[Extracted records]

○ ○ ○

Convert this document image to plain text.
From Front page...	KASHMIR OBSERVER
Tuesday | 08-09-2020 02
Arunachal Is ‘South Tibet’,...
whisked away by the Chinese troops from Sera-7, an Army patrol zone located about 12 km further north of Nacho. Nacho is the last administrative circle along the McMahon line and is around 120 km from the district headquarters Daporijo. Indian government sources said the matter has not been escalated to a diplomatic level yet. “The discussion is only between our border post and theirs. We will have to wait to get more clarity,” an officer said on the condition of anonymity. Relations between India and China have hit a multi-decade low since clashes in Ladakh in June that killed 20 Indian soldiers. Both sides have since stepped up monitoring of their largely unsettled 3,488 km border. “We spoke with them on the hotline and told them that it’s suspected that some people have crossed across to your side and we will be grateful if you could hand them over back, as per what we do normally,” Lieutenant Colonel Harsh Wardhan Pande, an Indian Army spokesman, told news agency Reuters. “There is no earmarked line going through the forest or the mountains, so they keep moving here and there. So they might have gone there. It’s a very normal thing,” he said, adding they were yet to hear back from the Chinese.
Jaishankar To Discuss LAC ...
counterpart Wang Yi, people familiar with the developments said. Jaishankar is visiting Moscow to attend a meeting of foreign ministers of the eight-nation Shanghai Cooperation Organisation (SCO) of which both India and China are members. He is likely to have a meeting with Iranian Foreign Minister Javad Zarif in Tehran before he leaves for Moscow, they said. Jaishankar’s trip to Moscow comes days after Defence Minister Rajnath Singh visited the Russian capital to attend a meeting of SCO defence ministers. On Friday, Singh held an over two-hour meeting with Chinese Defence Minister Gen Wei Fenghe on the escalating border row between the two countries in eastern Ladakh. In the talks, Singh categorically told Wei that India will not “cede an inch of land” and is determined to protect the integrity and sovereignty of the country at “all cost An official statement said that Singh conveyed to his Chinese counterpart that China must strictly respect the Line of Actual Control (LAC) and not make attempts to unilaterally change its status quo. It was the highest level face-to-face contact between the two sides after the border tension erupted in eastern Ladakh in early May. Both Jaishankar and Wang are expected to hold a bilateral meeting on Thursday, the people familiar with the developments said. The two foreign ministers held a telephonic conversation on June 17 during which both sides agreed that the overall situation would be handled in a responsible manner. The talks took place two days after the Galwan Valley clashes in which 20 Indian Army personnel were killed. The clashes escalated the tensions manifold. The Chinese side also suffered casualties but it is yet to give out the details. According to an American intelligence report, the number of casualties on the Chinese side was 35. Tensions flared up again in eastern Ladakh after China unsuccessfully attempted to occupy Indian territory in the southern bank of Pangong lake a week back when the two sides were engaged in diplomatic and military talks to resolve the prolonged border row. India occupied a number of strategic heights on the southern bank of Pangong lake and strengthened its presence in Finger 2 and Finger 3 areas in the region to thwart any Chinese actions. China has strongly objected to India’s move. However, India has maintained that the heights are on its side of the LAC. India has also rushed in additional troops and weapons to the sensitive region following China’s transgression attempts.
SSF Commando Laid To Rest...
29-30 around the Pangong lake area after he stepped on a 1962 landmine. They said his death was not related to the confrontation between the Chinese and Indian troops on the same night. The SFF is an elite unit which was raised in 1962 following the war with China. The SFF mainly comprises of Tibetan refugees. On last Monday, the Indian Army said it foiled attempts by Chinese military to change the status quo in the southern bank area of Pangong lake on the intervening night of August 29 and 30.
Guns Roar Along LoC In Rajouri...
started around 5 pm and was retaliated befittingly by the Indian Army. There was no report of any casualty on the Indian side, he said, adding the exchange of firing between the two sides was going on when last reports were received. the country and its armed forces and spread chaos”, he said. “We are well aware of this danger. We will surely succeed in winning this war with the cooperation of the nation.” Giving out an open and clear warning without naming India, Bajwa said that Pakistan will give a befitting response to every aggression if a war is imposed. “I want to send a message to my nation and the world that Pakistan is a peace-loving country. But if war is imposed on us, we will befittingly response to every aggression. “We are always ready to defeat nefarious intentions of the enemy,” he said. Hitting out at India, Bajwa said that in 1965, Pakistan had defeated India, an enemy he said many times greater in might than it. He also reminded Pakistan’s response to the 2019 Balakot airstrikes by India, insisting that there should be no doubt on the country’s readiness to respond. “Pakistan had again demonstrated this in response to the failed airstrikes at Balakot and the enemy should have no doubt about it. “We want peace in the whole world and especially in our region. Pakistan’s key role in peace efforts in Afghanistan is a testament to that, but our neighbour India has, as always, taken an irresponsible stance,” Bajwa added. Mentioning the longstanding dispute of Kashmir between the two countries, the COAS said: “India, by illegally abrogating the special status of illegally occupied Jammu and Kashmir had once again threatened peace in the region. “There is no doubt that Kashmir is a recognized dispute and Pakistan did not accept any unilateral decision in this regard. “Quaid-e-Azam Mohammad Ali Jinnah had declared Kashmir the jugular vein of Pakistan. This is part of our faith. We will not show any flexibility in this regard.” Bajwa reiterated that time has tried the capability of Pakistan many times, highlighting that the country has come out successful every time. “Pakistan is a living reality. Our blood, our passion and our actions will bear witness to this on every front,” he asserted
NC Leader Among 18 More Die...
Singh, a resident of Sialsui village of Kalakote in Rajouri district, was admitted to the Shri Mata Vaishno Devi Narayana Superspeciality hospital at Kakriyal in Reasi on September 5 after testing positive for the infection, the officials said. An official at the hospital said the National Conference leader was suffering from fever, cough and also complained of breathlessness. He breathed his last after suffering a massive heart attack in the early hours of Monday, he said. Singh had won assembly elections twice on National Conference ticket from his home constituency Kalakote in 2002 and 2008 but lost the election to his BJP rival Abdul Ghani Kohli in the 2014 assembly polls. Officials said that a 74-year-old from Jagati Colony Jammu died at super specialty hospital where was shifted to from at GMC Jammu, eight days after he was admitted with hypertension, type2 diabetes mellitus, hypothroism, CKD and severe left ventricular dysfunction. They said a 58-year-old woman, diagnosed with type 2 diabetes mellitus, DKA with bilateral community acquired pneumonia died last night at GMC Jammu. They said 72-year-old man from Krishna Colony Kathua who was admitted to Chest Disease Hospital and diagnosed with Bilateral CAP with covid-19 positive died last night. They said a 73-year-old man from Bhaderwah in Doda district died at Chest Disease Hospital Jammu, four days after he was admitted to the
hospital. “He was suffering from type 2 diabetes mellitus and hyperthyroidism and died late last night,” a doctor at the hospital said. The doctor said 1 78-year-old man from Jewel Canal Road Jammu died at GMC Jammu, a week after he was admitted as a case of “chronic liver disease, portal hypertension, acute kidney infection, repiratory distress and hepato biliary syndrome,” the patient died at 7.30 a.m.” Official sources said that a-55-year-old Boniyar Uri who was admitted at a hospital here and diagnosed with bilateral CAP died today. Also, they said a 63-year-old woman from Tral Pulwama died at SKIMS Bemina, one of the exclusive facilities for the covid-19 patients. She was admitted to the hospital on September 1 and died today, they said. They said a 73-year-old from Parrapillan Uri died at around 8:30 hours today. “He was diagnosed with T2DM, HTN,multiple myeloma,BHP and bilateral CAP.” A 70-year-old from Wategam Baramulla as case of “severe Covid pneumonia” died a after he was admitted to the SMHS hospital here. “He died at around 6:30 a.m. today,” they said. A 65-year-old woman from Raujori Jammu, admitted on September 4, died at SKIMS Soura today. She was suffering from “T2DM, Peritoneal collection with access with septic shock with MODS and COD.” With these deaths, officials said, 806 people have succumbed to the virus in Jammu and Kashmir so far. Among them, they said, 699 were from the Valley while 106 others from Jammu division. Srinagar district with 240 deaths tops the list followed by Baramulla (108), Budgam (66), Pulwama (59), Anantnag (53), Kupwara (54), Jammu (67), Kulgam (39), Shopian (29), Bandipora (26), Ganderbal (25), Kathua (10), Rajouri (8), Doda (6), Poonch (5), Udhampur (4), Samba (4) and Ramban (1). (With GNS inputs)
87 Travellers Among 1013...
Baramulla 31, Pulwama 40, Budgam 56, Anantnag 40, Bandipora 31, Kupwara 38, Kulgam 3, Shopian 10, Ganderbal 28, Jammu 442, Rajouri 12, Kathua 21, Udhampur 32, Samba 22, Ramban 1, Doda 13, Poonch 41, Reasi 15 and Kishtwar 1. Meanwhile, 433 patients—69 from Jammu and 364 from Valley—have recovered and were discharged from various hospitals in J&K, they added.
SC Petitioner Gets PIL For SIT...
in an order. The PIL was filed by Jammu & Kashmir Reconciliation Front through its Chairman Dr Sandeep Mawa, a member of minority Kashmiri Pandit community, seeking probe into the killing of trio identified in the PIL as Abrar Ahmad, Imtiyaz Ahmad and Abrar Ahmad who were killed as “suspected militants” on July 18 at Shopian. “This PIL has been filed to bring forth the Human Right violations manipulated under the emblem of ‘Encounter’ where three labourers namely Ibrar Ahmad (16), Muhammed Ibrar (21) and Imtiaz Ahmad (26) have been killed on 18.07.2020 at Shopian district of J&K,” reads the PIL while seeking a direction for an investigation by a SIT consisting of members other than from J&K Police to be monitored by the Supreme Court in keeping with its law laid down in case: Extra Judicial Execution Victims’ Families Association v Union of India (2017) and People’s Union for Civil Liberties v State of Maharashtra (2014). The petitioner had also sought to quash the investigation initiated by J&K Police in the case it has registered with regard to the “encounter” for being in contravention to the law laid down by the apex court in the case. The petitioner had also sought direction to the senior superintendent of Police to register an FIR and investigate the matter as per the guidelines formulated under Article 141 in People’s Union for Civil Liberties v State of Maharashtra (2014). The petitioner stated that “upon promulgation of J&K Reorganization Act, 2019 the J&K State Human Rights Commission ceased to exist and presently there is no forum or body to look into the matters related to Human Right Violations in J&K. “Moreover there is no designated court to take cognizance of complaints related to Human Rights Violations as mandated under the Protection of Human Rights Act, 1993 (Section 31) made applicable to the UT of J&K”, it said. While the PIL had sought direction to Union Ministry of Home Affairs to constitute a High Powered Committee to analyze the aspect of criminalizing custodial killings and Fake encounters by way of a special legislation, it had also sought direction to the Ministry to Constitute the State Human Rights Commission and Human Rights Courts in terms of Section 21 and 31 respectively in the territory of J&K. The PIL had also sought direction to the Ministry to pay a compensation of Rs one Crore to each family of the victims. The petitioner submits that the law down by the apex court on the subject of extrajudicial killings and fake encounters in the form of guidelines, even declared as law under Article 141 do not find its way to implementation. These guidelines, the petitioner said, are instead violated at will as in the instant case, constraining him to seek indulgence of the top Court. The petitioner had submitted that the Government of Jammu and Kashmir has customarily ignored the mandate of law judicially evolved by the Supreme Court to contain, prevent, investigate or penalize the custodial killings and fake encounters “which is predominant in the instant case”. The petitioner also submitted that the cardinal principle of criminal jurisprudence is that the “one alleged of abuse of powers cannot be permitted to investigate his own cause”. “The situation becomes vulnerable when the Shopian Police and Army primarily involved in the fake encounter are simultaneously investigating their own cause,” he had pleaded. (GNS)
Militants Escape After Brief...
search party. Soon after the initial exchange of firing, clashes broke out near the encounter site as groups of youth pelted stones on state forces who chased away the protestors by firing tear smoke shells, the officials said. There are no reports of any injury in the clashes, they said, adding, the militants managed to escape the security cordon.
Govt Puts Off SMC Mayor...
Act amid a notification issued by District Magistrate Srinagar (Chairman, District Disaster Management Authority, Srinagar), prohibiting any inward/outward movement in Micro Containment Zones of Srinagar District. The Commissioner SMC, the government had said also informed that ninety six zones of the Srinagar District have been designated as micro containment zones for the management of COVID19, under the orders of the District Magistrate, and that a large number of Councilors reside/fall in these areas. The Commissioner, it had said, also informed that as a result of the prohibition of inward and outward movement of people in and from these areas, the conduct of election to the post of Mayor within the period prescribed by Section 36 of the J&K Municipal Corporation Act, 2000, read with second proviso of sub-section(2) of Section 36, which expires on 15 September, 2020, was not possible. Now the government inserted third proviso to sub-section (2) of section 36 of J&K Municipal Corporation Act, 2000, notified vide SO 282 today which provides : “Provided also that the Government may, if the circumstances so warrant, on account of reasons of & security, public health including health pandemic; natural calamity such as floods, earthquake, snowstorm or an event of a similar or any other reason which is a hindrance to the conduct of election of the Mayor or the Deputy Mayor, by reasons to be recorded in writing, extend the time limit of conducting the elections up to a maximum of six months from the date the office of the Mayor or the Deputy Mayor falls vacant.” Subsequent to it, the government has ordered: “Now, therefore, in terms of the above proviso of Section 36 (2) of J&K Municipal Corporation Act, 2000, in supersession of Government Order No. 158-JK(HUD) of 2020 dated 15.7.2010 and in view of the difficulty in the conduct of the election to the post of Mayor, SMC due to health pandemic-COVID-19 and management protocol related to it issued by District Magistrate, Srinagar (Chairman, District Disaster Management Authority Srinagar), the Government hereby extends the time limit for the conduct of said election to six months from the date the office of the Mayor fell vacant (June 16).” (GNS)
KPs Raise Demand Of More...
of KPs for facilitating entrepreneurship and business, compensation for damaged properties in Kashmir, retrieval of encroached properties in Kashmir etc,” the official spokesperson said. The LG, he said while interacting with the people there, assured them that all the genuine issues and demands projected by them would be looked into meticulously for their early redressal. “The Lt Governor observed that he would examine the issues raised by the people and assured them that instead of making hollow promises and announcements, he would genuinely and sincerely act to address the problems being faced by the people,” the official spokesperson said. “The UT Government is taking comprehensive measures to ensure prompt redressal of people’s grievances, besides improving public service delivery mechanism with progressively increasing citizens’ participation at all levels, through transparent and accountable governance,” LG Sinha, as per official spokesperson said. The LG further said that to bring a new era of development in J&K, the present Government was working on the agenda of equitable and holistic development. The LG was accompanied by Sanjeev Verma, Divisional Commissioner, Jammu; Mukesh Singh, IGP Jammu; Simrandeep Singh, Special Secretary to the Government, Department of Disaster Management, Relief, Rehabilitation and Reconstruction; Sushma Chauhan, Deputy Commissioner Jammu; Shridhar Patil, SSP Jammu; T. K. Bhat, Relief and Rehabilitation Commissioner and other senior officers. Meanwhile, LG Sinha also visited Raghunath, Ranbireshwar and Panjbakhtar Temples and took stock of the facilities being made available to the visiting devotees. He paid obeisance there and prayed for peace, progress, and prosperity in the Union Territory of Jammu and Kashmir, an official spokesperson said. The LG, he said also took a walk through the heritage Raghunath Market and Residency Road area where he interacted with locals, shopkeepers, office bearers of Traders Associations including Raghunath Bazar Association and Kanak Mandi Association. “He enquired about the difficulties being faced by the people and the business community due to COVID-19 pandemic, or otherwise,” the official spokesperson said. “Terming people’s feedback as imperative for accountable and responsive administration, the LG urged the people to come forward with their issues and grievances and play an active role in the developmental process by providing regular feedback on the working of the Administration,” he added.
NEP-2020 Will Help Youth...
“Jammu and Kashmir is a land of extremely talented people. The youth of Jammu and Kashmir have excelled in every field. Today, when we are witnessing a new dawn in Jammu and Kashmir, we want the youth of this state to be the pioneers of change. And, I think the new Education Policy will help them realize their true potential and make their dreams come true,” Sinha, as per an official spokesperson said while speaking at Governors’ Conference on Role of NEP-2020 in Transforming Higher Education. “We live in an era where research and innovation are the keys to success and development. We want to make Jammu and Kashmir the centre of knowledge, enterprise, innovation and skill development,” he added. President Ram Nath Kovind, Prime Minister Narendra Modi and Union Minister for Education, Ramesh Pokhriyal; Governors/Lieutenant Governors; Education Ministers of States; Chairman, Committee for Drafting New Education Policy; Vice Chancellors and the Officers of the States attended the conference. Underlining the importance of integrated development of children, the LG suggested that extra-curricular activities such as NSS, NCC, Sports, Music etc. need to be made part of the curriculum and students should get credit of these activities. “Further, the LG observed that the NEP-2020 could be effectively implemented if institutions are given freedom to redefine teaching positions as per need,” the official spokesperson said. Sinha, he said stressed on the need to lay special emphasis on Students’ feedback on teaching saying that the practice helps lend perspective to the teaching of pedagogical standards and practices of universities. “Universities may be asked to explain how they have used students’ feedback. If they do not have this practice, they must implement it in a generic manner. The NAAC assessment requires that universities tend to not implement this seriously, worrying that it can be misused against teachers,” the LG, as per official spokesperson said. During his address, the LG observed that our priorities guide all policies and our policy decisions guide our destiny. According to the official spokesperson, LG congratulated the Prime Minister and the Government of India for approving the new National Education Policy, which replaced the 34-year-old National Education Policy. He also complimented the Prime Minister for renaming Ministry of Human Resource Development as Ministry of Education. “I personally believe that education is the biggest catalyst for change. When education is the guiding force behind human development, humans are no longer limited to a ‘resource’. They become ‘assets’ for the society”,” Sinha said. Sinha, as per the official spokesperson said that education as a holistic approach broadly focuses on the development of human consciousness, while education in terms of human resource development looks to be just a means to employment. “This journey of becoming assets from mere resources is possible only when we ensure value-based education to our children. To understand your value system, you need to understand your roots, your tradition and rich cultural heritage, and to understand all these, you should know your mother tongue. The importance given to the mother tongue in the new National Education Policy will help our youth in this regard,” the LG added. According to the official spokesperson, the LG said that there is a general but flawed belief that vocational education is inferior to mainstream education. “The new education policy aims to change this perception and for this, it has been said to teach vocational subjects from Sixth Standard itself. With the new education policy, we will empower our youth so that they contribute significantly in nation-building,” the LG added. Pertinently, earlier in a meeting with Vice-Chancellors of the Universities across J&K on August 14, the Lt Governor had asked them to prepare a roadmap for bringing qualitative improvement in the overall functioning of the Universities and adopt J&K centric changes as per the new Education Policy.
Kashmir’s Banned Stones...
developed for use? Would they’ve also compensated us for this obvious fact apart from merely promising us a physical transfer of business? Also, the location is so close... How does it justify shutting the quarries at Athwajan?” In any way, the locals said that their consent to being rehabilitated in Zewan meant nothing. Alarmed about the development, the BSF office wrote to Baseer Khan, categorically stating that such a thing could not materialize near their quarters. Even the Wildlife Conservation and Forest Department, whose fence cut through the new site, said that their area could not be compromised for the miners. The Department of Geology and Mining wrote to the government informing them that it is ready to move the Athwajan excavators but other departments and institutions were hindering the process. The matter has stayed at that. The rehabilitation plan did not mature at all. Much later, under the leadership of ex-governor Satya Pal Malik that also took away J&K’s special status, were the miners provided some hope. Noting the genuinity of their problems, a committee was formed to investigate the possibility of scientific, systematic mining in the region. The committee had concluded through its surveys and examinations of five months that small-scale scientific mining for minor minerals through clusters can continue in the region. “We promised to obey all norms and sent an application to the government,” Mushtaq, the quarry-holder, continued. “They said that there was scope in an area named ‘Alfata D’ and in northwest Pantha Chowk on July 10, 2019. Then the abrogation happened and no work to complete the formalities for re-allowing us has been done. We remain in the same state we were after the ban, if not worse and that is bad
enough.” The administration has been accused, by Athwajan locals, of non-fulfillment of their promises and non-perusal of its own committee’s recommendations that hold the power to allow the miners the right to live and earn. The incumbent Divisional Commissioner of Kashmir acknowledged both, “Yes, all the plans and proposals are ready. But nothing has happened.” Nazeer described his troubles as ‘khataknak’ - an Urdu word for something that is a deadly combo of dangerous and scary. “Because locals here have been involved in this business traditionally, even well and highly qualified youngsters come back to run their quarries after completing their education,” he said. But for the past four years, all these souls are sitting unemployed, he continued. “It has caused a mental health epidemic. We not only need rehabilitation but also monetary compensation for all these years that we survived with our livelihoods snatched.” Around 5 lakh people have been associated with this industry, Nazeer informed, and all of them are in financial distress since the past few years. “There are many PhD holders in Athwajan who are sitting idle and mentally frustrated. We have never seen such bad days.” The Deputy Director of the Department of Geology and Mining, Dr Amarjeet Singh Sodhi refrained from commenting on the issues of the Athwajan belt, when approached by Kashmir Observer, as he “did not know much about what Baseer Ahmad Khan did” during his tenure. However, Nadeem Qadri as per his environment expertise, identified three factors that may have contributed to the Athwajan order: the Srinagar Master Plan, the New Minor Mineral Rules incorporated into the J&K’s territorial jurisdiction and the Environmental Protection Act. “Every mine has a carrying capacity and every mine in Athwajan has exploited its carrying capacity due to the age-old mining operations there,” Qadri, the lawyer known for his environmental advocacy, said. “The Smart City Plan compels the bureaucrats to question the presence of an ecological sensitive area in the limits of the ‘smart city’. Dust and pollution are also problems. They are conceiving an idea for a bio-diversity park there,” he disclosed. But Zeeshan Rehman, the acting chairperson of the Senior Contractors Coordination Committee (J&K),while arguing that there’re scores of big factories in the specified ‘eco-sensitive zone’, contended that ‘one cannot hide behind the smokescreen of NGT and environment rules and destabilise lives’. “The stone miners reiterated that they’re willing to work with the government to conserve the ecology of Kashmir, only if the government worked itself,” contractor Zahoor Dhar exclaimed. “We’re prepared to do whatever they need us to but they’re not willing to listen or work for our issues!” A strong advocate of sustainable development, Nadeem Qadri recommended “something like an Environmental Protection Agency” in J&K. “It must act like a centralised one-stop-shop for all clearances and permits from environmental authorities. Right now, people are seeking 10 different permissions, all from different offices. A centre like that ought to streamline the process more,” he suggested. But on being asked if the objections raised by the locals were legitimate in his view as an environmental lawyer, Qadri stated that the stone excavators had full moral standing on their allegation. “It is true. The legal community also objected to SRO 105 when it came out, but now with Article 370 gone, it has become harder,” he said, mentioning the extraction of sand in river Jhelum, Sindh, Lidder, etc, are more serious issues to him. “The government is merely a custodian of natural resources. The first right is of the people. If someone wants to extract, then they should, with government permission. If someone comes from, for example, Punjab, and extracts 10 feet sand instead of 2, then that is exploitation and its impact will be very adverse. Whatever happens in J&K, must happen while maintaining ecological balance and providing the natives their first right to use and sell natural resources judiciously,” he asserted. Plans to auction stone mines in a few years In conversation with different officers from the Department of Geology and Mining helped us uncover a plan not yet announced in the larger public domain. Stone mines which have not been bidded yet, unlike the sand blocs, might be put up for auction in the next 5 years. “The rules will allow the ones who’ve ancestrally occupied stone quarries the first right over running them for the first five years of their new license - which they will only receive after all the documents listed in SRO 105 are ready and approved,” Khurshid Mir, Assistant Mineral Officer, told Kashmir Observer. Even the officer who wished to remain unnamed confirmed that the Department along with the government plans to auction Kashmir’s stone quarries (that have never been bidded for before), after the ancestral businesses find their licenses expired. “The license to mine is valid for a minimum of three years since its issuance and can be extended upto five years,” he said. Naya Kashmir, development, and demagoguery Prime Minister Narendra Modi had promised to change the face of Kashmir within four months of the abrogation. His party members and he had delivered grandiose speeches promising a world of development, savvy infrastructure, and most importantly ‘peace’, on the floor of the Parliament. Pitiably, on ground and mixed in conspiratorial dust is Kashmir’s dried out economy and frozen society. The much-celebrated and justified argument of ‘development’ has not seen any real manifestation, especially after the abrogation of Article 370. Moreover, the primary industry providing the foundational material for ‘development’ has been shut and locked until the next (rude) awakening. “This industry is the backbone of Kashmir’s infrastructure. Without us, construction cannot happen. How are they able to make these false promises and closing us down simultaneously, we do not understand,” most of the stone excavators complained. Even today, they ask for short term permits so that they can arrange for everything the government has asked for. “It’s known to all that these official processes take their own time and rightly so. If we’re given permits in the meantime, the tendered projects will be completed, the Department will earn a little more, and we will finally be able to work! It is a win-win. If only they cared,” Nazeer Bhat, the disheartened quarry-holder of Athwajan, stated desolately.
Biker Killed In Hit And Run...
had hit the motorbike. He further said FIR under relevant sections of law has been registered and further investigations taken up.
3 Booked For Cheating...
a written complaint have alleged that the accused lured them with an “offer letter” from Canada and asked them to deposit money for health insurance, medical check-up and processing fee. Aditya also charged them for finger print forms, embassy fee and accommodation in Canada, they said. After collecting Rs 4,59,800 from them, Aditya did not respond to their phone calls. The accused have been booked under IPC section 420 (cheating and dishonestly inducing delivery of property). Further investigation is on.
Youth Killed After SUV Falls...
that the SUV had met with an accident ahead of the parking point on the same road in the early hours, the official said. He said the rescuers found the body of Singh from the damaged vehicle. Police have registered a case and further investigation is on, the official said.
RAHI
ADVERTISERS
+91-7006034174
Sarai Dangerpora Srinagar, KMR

○ ○ ○

__What to do__:
Find each line in the records above that contains "stepped", and copy it.

__Output below__:
whisked away by the Chinese troops from Sera-7, an Army patrol zone located about 12 km further north of Nacho. Nacho is the last administrative circle along the McMahon line and is around 120 km from the district headquarters Daporijo. Indian government sources said the matter has not been escalated to a diplomatic level yet. “The discussion is only between our border post and theirs. We will have to wait to get more clarity,” an officer said on the condition of anonymity. Relations between India and China have hit a multi-decade low since clashes in Ladakh in June that killed 20 Indian soldiers. Both sides have since stepped up monitoring of their largely unsettled 3,488 km border. “We spoke with them on the hotline and told them that it’s suspected that some people have crossed across to your side and we will be grateful if you could hand them over back, as per what we do normally,” Lieutenant Colonel Harsh Wardhan Pande, an Indian Army spokesman, told news agency Reuters. “There is no earmarked line going through the forest or the mountains, so they keep moving here and there. So they might have gone there. It’s a very normal thing,” he said, adding they were yet to hear back from the Chinese.
29-30 around the Pangong lake area after he stepped on a 1962 landmine. They said his death was not related to the confrontation between the Chinese and Indian troops on the same night. The SFF is an elite unit which was raised in 1962 following the war with China. The SFF mainly comprises of Tibetan refugees. On last Monday, the Indian Army said it foiled attempts by Chinese military to change the status quo in the southern bank area of Pangong lake on the intervening night of August 29 and 30.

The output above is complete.